:: Task requirements ::
Copy each line exactly. Leave nothing out.

(Structured figure records)

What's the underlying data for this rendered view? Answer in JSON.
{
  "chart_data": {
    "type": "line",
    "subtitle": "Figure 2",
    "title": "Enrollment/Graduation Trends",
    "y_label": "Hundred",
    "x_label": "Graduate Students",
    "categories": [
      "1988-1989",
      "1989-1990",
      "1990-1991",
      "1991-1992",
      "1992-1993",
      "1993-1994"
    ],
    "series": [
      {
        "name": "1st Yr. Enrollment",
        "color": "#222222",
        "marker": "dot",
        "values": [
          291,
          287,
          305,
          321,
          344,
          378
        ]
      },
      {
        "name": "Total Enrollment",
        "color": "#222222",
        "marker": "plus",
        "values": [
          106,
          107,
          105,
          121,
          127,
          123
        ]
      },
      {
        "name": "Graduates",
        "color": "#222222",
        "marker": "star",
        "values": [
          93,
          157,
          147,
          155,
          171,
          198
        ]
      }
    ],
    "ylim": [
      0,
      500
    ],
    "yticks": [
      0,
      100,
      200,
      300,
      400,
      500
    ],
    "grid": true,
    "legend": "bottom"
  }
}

:: Full answer ::
What's the underlying data for this rendered view? Answer in JSON.
{
  "chart_data": {
    "type": "line",
    "subtitle": "Figure 2",
    "title": "Enrollment/Graduation Trends",
    "y_label": "Hundred",
    "x_label": "Graduate Students",
    "categories": [
      "1988-1989",
      "1989-1990",
      "1990-1991",
      "1991-1992",
      "1992-1993",
      "1993-1994"
    ],
    "series": [
      {
        "name": "1st Yr. Enrollment",
        "color": "#222222",
        "marker": "dot",
        "values": [
          291,
          287,
          305,
          321,
          344,
          378
        ]
      },
      {
        "name": "Total Enrollment",
        "color": "#222222",
        "marker": "plus",
        "values": [
          106,
          107,
          105,
          121,
          127,
          123
        ]
      },
      {
        "name": "Graduates",
        "color": "#222222",
        "marker": "star",
        "values": [
          93,
          157,
          147,
          155,
          171,
          198
        ]
      }
    ],
    "ylim": [
      0,
      500
    ],
    "yticks": [
      0,
      100,
      200,
      300,
      400,
      500
    ],
    "grid": true,
    "legend": "bottom"
  }
}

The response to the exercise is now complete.